Which lines in the data below contain the word "base"? Identify each one and copy it in full.
********
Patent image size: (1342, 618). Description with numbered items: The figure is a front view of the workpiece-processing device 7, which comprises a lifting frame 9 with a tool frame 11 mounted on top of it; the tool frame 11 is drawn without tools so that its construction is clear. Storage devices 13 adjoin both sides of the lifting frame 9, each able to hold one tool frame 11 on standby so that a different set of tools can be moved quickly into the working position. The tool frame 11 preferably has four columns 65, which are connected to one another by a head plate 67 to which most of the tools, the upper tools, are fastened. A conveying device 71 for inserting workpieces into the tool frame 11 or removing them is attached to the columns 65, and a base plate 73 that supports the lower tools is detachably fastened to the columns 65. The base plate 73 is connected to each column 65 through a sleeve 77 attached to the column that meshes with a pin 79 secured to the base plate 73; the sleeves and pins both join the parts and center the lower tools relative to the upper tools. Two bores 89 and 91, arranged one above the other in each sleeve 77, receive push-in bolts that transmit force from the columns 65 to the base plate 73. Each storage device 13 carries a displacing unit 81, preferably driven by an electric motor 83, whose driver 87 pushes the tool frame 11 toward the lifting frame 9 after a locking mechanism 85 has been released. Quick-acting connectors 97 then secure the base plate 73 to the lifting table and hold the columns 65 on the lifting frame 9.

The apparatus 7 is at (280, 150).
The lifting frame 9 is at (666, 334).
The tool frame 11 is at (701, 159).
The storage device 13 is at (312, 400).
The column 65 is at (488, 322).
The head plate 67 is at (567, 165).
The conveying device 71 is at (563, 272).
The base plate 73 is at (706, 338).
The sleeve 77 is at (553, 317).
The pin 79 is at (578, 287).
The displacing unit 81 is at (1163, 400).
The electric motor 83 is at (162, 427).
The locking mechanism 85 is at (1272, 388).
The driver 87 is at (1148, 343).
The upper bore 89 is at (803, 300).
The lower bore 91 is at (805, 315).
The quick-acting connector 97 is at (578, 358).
********
SOLUTION TO THE EXERCISE =
Patent image size: (1342, 618). Description with numbered items: The figure is a front view of the workpiece-processing device 7, which comprises a lifting frame 9 with a tool frame 11 mounted on top of it; the tool frame 11 is drawn without tools so that its construction is clear. Storage devices 13 adjoin both sides of the lifting frame 9, each able to hold one tool frame 11 on standby so that a different set of tools can be moved quickly into the working position. The tool frame 11 preferably has four columns 65, which are connected to one another by a head plate 67 to which most of the tools, the upper tools, are fastened. A conveying device 71 for inserting workpieces into the tool frame 11 or removing them is attached to the columns 65, and a base plate 73 that supports the lower tools is detachably fastened to the columns 65. The base plate 73 is connected to each column 65 through a sleeve 77 attached to the column that meshes with a pin 79 secured to the base plate 73; the sleeves and pins both join the parts and center the lower tools relative to the upper tools. Two bores 89 and 91, arranged one above the other in each sleeve 77, receive push-in bolts that transmit force from the columns 65 to the base plate 73. Each storage device 13 carries a displacing unit 81, preferably driven by an electric motor 83, whose driver 87 pushes the tool frame 11 toward the lifting frame 9 after a locking mechanism 85 has been released. Quick-acting connectors 97 then secure the base plate 73 to the lifting table and hold the columns 65 on the lifting frame 9.
The base plate 73 is at (706, 338).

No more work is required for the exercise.